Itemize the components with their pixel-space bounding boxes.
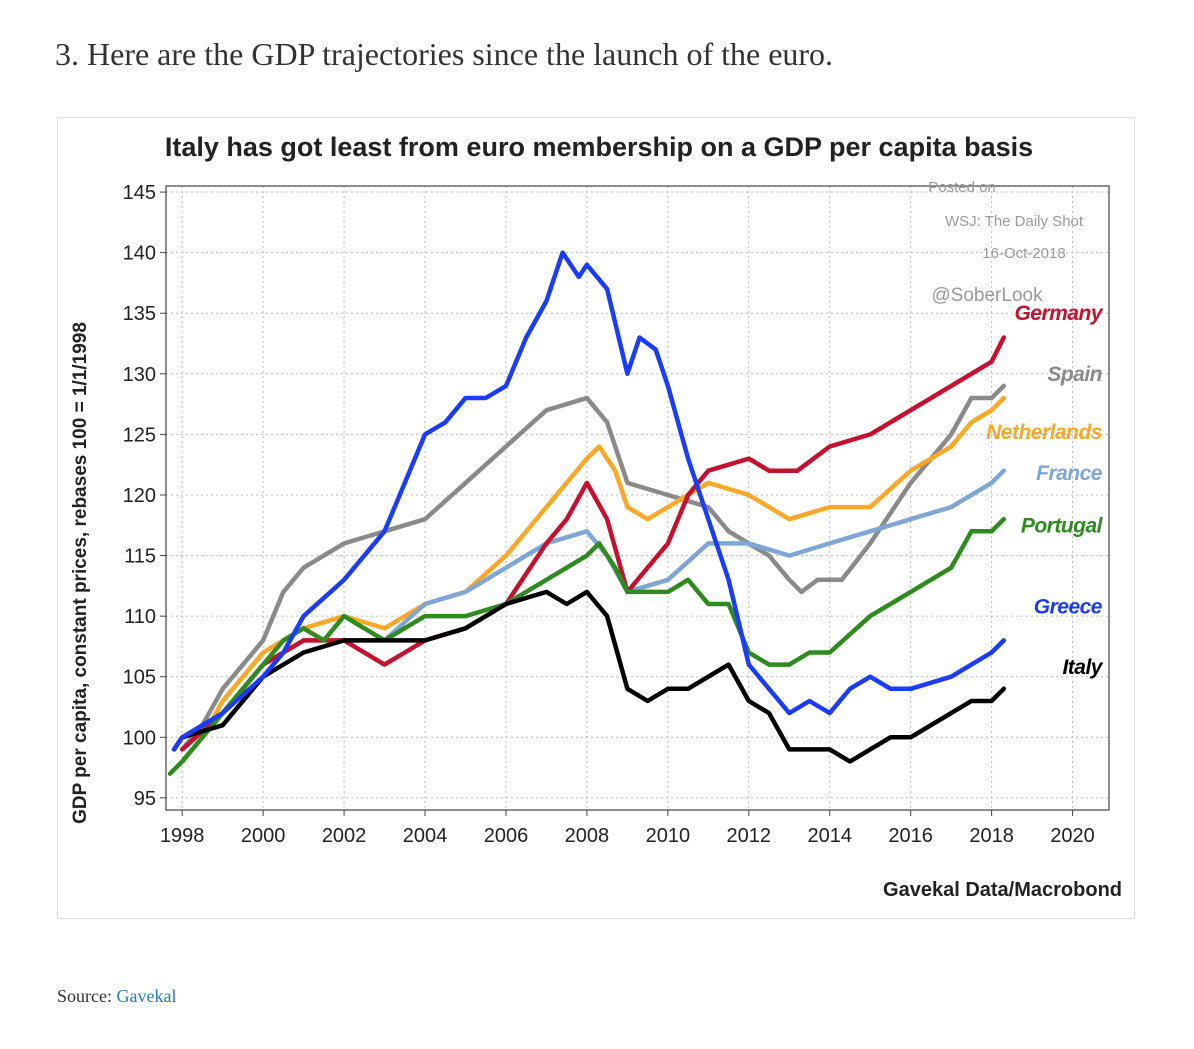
x-tick-label: 2014 bbox=[807, 825, 852, 847]
source-line: Source: Gavekal bbox=[57, 986, 176, 1007]
series-label-spain: Spain bbox=[1047, 363, 1102, 386]
series-label-netherlands: Netherlands bbox=[986, 421, 1102, 444]
x-tick-label: 2000 bbox=[241, 825, 286, 847]
gdp-line-chart: Italy has got least from euro membership… bbox=[70, 132, 1122, 901]
watermark-line: @SoberLook bbox=[931, 285, 1043, 306]
x-tick-label: 1998 bbox=[160, 825, 205, 847]
y-tick-label: 105 bbox=[123, 667, 156, 689]
chart-title: Italy has got least from euro membership… bbox=[165, 132, 1033, 162]
y-tick-label: 145 bbox=[123, 182, 156, 204]
y-tick-label: 120 bbox=[123, 485, 156, 507]
watermark-line: 16-Oct-2018 bbox=[982, 245, 1065, 262]
y-tick-label: 135 bbox=[123, 303, 156, 325]
axis-layer: 1998 2000 2002 2004 2006 2008 2010 2012 2014 2016… bbox=[123, 182, 1095, 847]
y-tick-label: 110 bbox=[124, 606, 156, 628]
series-line-italy bbox=[171, 589, 1007, 764]
x-tick-label: 2016 bbox=[888, 825, 933, 847]
y-tick-label: 130 bbox=[123, 364, 156, 386]
series-line-spain bbox=[179, 383, 1007, 752]
series-label-germany: Germany bbox=[1014, 302, 1103, 325]
source-prefix: Source: bbox=[57, 986, 112, 1006]
series-label-italy: Italy bbox=[1062, 656, 1103, 679]
y-tick-label: 125 bbox=[123, 424, 156, 446]
series-line-greece bbox=[171, 250, 1007, 752]
series-label-france: France bbox=[1036, 462, 1103, 485]
source-link[interactable]: Gavekal bbox=[116, 986, 177, 1006]
x-tick-label: 2006 bbox=[484, 825, 529, 847]
y-tick-label: 100 bbox=[123, 727, 156, 749]
y-tick-label: 95 bbox=[134, 788, 156, 810]
page-heading: 3. Here are the GDP trajectories since t… bbox=[55, 36, 834, 72]
series-label-greece: Greece bbox=[1034, 595, 1103, 618]
y-axis-label: GDP per capita, constant prices, rebases… bbox=[70, 322, 91, 824]
x-tick-label: 2010 bbox=[646, 825, 691, 847]
series-line-germany bbox=[179, 335, 1007, 752]
watermark: Posted on WSJ: The Daily Shot 16-Oct-2018 @… bbox=[928, 179, 1084, 306]
watermark-line: Posted on bbox=[928, 179, 996, 196]
x-tick-label: 2004 bbox=[403, 825, 448, 847]
watermark-line: WSJ: The Daily Shot bbox=[945, 213, 1084, 230]
x-tick-label: 2018 bbox=[969, 825, 1014, 847]
y-tick-label: 115 bbox=[124, 546, 156, 568]
series-line-netherlands bbox=[179, 395, 1007, 764]
series-layer bbox=[167, 250, 1007, 776]
y-tick-label: 140 bbox=[123, 243, 156, 265]
series-label-portugal: Portugal bbox=[1021, 514, 1104, 537]
x-tick-label: 2012 bbox=[727, 825, 772, 847]
series-label-layer: Germany Spain Netherlands France Portugal Gre… bbox=[986, 302, 1104, 679]
plot-frame bbox=[165, 185, 1110, 811]
x-tick-label: 2020 bbox=[1050, 825, 1095, 847]
chart-figure: Italy has got least from euro membership… bbox=[57, 117, 1135, 919]
chart-credit: Gavekal Data/Macrobond bbox=[883, 879, 1122, 901]
x-tick-label: 2008 bbox=[565, 825, 610, 847]
x-tick-label: 2002 bbox=[322, 825, 367, 847]
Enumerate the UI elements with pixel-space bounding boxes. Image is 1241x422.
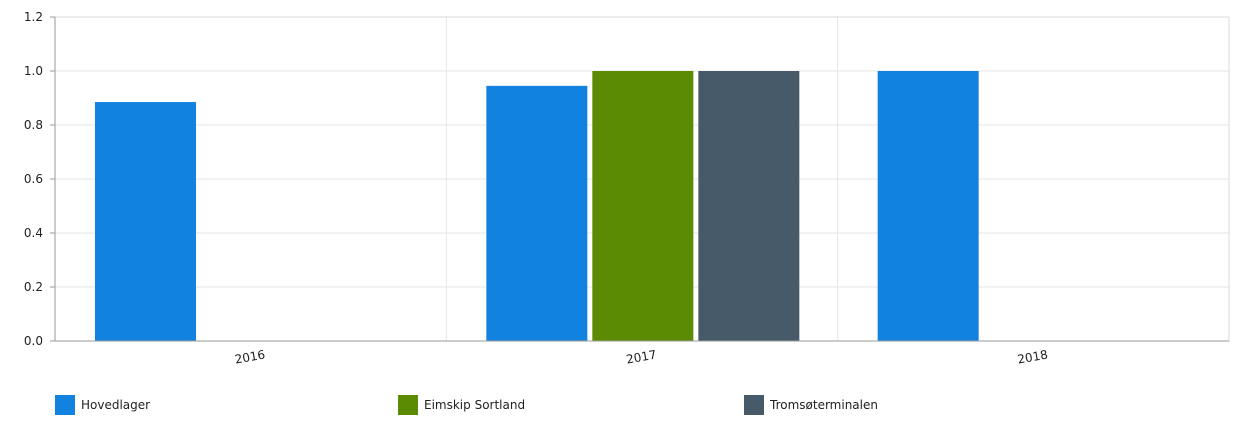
legend-swatch-tromsoterminalen bbox=[744, 395, 764, 415]
legend-item-eimskip-sortland[interactable]: Eimskip Sortland bbox=[398, 395, 525, 415]
bar-chart: 0.0 0.2 0.4 0.6 0.8 1.0 1.2 2016 2017 2018 bbox=[24, 10, 1230, 367]
y-tick-label: 1.2 bbox=[24, 10, 43, 24]
y-tick-label: 0.8 bbox=[24, 118, 43, 132]
legend-item-tromsoterminalen[interactable]: Tromsøterminalen bbox=[744, 395, 878, 415]
legend-swatch-hovedlager bbox=[55, 395, 75, 415]
legend-swatch-eimskip-sortland bbox=[398, 395, 418, 415]
y-axis-ticks: 0.0 0.2 0.4 0.6 0.8 1.0 1.2 bbox=[24, 10, 55, 348]
y-tick-label: 1.0 bbox=[24, 64, 43, 78]
x-tick-label: 2017 bbox=[625, 348, 658, 367]
bar-troms-terminalen-2017[interactable] bbox=[698, 71, 800, 341]
legend-label-hovedlager: Hovedlager bbox=[81, 398, 151, 412]
y-tick-label: 0.4 bbox=[24, 226, 43, 240]
y-tick-label: 0.0 bbox=[24, 334, 43, 348]
y-tick-label: 0.6 bbox=[24, 172, 43, 186]
bar-hovedlager-2017[interactable] bbox=[486, 85, 588, 341]
x-axis-ticks: 2016 2017 2018 bbox=[234, 348, 1049, 367]
bar-hovedlager-2016[interactable] bbox=[95, 102, 196, 341]
legend-label-tromsoterminalen: Tromsøterminalen bbox=[770, 398, 878, 412]
legend-item-hovedlager[interactable]: Hovedlager bbox=[55, 395, 150, 415]
bar-eimskip-sortland-2017[interactable] bbox=[592, 71, 694, 341]
bars bbox=[95, 71, 979, 341]
y-tick-label: 0.2 bbox=[24, 280, 43, 294]
x-tick-label: 2018 bbox=[1016, 348, 1049, 367]
x-tick-label: 2016 bbox=[234, 348, 267, 367]
bar-hovedlager-2018[interactable] bbox=[877, 71, 979, 341]
legend: Hovedlager Eimskip Sortland Tromsøtermin… bbox=[0, 395, 1241, 419]
legend-label-eimskip-sortland: Eimskip Sortland bbox=[424, 398, 526, 412]
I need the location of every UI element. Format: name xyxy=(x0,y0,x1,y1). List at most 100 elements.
※
**Brief**
Rewrite all of the entries above, replacing every occurrence of "x-tick-label" with "x-axis-tick" and leaving everything else unchanged. Omit the pictures from your answer.

**Written solution**
Itemize the components with their pixel-space bounding boxes.
x-axis-tick: 2014 bbox=[807, 825, 852, 847]
source-line: Source: Gavekal bbox=[57, 986, 176, 1007]
series-label-spain: Spain bbox=[1047, 363, 1102, 386]
series-label-netherlands: Netherlands bbox=[986, 421, 1102, 444]
x-axis-tick: 2000 bbox=[241, 825, 286, 847]
gdp-line-chart: Italy has got least from euro membership… bbox=[70, 132, 1122, 901]
watermark-line: @SoberLook bbox=[931, 285, 1043, 306]
x-axis-tick: 1998 bbox=[160, 825, 205, 847]
y-tick-label: 105 bbox=[123, 667, 156, 689]
chart-title: Italy has got least from euro membership… bbox=[165, 132, 1033, 162]
y-tick-label: 145 bbox=[123, 182, 156, 204]
y-tick-label: 120 bbox=[123, 485, 156, 507]
watermark-line: 16-Oct-2018 bbox=[982, 245, 1065, 262]
y-tick-label: 135 bbox=[123, 303, 156, 325]
axis-layer: 1998 2000 2002 2004 2006 2008 2010 2012 2014 2016… bbox=[123, 182, 1095, 847]
y-tick-label: 110 bbox=[124, 606, 156, 628]
series-line-italy bbox=[171, 589, 1007, 764]
x-axis-tick: 2016 bbox=[888, 825, 933, 847]
y-tick-label: 130 bbox=[123, 364, 156, 386]
series-line-spain bbox=[179, 383, 1007, 752]
series-label-germany: Germany bbox=[1014, 302, 1103, 325]
source-prefix: Source: bbox=[57, 986, 112, 1006]
series-label-italy: Italy bbox=[1062, 656, 1103, 679]
y-tick-label: 125 bbox=[123, 424, 156, 446]
series-line-greece bbox=[171, 250, 1007, 752]
series-label-france: France bbox=[1036, 462, 1103, 485]
source-link[interactable]: Gavekal bbox=[116, 986, 177, 1006]
x-axis-tick: 2006 bbox=[484, 825, 529, 847]
y-tick-label: 100 bbox=[123, 727, 156, 749]
y-tick-label: 95 bbox=[134, 788, 156, 810]
page-heading: 3. Here are the GDP trajectories since t… bbox=[55, 36, 834, 72]
series-label-greece: Greece bbox=[1034, 595, 1103, 618]
y-axis-label: GDP per capita, constant prices, rebases… bbox=[70, 322, 91, 824]
x-axis-tick: 2010 bbox=[646, 825, 691, 847]
series-line-germany bbox=[179, 335, 1007, 752]
watermark: Posted on WSJ: The Daily Shot 16-Oct-2018 @… bbox=[928, 179, 1084, 306]
watermark-line: Posted on bbox=[928, 179, 996, 196]
x-axis-tick: 2004 bbox=[403, 825, 448, 847]
watermark-line: WSJ: The Daily Shot bbox=[945, 213, 1084, 230]
x-axis-tick: 2018 bbox=[969, 825, 1014, 847]
y-tick-label: 115 bbox=[124, 546, 156, 568]
series-line-netherlands bbox=[179, 395, 1007, 764]
series-layer bbox=[167, 250, 1007, 776]
y-tick-label: 140 bbox=[123, 243, 156, 265]
series-label-portugal: Portugal bbox=[1021, 514, 1104, 537]
x-axis-tick: 2012 bbox=[727, 825, 772, 847]
series-label-layer: Germany Spain Netherlands France Portugal Gre… bbox=[986, 302, 1104, 679]
plot-frame bbox=[165, 185, 1110, 811]
x-axis-tick: 2020 bbox=[1050, 825, 1095, 847]
chart-figure: Italy has got least from euro membership… bbox=[57, 117, 1135, 919]
chart-credit: Gavekal Data/Macrobond bbox=[883, 879, 1122, 901]
x-axis-tick: 2008 bbox=[565, 825, 610, 847]
x-axis-tick: 2002 bbox=[322, 825, 367, 847]
Enumerate the UI elements with pixel-space bounding boxes. Image is 1241x422.
legend-swatch-tromsoterminalen bbox=[744, 395, 764, 415]
legend-item-eimskip-sortland[interactable]: Eimskip Sortland bbox=[398, 395, 525, 415]
bar-chart: 0.0 0.2 0.4 0.6 0.8 1.0 1.2 2016 2017 2018 bbox=[24, 10, 1230, 367]
y-tick-label: 1.2 bbox=[24, 10, 43, 24]
y-tick-label: 0.8 bbox=[24, 118, 43, 132]
legend-item-tromsoterminalen[interactable]: Tromsøterminalen bbox=[744, 395, 878, 415]
legend-swatch-hovedlager bbox=[55, 395, 75, 415]
legend-swatch-eimskip-sortland bbox=[398, 395, 418, 415]
y-axis-ticks: 0.0 0.2 0.4 0.6 0.8 1.0 1.2 bbox=[24, 10, 55, 348]
y-tick-label: 1.0 bbox=[24, 64, 43, 78]
x-axis-tick: 2017 bbox=[625, 348, 658, 367]
bar-troms-terminalen-2017[interactable] bbox=[698, 71, 800, 341]
legend-label-hovedlager: Hovedlager bbox=[81, 398, 151, 412]
y-tick-label: 0.4 bbox=[24, 226, 43, 240]
y-tick-label: 0.0 bbox=[24, 334, 43, 348]
y-tick-label: 0.6 bbox=[24, 172, 43, 186]
bar-hovedlager-2017[interactable] bbox=[486, 85, 588, 341]
x-axis-ticks: 2016 2017 2018 bbox=[234, 348, 1049, 367]
bar-hovedlager-2016[interactable] bbox=[95, 102, 196, 341]
legend-label-tromsoterminalen: Tromsøterminalen bbox=[770, 398, 878, 412]
legend-item-hovedlager[interactable]: Hovedlager bbox=[55, 395, 150, 415]
bar-eimskip-sortland-2017[interactable] bbox=[592, 71, 694, 341]
bars bbox=[95, 71, 979, 341]
y-tick-label: 0.2 bbox=[24, 280, 43, 294]
x-axis-tick: 2018 bbox=[1016, 348, 1049, 367]
x-axis-tick: 2016 bbox=[234, 348, 267, 367]
bar-hovedlager-2018[interactable] bbox=[877, 71, 979, 341]
legend: Hovedlager Eimskip Sortland Tromsøtermin… bbox=[0, 395, 1241, 419]
legend-label-eimskip-sortland: Eimskip Sortland bbox=[424, 398, 526, 412]
I need the location of every UI element. Format: name xyxy=(x0,y0,x1,y1). List at most 100 elements.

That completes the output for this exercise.